TO BE DONE: Return the records exactly as they are.

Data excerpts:
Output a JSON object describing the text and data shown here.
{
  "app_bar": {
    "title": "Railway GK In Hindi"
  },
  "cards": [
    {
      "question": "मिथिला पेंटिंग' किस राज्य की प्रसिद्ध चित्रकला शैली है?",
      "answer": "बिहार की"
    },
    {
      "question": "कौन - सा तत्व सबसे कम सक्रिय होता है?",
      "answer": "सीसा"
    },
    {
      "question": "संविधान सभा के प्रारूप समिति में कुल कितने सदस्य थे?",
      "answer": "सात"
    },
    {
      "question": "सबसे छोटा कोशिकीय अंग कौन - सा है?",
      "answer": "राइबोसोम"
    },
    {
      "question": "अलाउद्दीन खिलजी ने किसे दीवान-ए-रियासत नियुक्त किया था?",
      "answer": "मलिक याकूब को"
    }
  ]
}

RESPONSE:
Output a JSON object describing the text and data shown here.
{
  "app_bar": {
    "title": "Railway GK In Hindi"
  },
  "cards": [
    {
      "question": "मिथिला पेंटिंग' किस राज्य की प्रसिद्ध चित्रकला शैली है?",
      "answer": "बिहार की"
    },
    {
      "question": "कौन - सा तत्व सबसे कम सक्रिय होता है?",
      "answer": "सीसा"
    },
    {
      "question": "संविधान सभा के प्रारूप समिति में कुल कितने सदस्य थे?",
      "answer": "सात"
    },
    {
      "question": "सबसे छोटा कोशिकीय अंग कौन - सा है?",
      "answer": "राइबोसोम"
    },
    {
      "question": "अलाउद्दीन खिलजी ने किसे दीवान-ए-रियासत नियुक्त किया था?",
      "answer": "मलिक याकूब को"
    }
  ]
}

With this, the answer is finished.